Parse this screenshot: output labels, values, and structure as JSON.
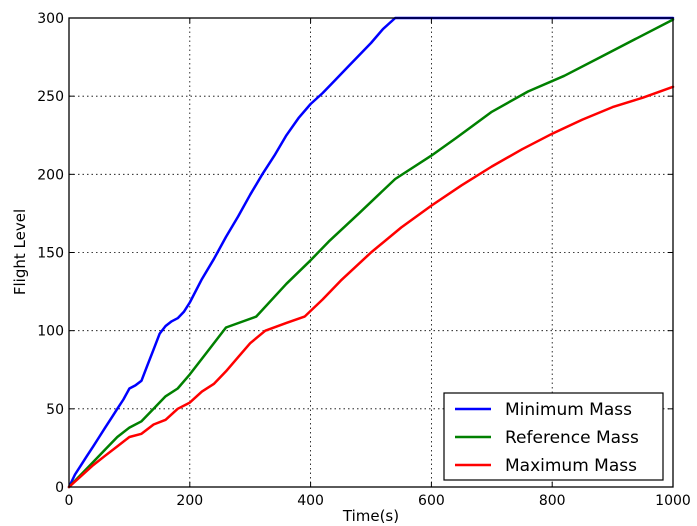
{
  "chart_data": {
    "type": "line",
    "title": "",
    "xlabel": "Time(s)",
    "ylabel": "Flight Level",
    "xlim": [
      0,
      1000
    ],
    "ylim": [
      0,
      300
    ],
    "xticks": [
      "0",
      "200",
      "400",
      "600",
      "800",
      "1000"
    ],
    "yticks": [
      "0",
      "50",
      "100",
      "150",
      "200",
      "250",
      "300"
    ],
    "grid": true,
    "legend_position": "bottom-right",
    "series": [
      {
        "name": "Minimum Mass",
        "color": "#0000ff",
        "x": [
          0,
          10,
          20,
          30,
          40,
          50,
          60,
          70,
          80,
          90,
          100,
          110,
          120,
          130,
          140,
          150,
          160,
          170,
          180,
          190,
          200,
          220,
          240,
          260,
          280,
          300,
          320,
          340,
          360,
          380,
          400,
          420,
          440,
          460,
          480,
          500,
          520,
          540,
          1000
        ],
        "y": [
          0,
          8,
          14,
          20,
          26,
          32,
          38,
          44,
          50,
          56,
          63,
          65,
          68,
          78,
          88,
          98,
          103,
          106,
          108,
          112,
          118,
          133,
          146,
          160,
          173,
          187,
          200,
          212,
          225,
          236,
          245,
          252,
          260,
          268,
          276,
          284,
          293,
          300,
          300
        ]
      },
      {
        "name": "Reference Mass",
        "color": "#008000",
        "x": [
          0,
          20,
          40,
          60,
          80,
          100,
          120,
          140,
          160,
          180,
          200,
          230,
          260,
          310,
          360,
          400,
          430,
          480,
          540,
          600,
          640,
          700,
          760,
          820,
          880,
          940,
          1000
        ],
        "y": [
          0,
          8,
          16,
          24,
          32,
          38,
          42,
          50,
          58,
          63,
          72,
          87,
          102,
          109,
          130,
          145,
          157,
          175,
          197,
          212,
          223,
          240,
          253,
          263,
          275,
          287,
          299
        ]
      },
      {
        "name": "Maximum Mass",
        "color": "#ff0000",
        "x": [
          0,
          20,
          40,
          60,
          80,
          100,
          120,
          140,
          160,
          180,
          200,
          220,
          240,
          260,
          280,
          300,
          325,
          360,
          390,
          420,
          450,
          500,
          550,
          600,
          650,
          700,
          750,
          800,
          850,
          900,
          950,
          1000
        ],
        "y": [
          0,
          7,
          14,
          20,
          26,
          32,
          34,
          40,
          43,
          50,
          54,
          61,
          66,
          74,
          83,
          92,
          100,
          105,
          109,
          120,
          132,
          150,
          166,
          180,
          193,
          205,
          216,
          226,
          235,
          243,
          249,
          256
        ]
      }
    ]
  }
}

## Given task:
Quote every line of the records above exactly; no picture is to be copied.

## The solution:
Parse this screenshot: output labels, values, and structure as JSON.
{
  "chart_data": {
    "type": "line",
    "title": "",
    "xlabel": "Time(s)",
    "ylabel": "Flight Level",
    "xlim": [
      0,
      1000
    ],
    "ylim": [
      0,
      300
    ],
    "xticks": [
      "0",
      "200",
      "400",
      "600",
      "800",
      "1000"
    ],
    "yticks": [
      "0",
      "50",
      "100",
      "150",
      "200",
      "250",
      "300"
    ],
    "grid": true,
    "legend_position": "bottom-right",
    "series": [
      {
        "name": "Minimum Mass",
        "color": "#0000ff",
        "x": [
          0,
          10,
          20,
          30,
          40,
          50,
          60,
          70,
          80,
          90,
          100,
          110,
          120,
          130,
          140,
          150,
          160,
          170,
          180,
          190,
          200,
          220,
          240,
          260,
          280,
          300,
          320,
          340,
          360,
          380,
          400,
          420,
          440,
          460,
          480,
          500,
          520,
          540,
          1000
        ],
        "y": [
          0,
          8,
          14,
          20,
          26,
          32,
          38,
          44,
          50,
          56,
          63,
          65,
          68,
          78,
          88,
          98,
          103,
          106,
          108,
          112,
          118,
          133,
          146,
          160,
          173,
          187,
          200,
          212,
          225,
          236,
          245,
          252,
          260,
          268,
          276,
          284,
          293,
          300,
          300
        ]
      },
      {
        "name": "Reference Mass",
        "color": "#008000",
        "x": [
          0,
          20,
          40,
          60,
          80,
          100,
          120,
          140,
          160,
          180,
          200,
          230,
          260,
          310,
          360,
          400,
          430,
          480,
          540,
          600,
          640,
          700,
          760,
          820,
          880,
          940,
          1000
        ],
        "y": [
          0,
          8,
          16,
          24,
          32,
          38,
          42,
          50,
          58,
          63,
          72,
          87,
          102,
          109,
          130,
          145,
          157,
          175,
          197,
          212,
          223,
          240,
          253,
          263,
          275,
          287,
          299
        ]
      },
      {
        "name": "Maximum Mass",
        "color": "#ff0000",
        "x": [
          0,
          20,
          40,
          60,
          80,
          100,
          120,
          140,
          160,
          180,
          200,
          220,
          240,
          260,
          280,
          300,
          325,
          360,
          390,
          420,
          450,
          500,
          550,
          600,
          650,
          700,
          750,
          800,
          850,
          900,
          950,
          1000
        ],
        "y": [
          0,
          7,
          14,
          20,
          26,
          32,
          34,
          40,
          43,
          50,
          54,
          61,
          66,
          74,
          83,
          92,
          100,
          105,
          109,
          120,
          132,
          150,
          166,
          180,
          193,
          205,
          216,
          226,
          235,
          243,
          249,
          256
        ]
      }
    ]
  }
}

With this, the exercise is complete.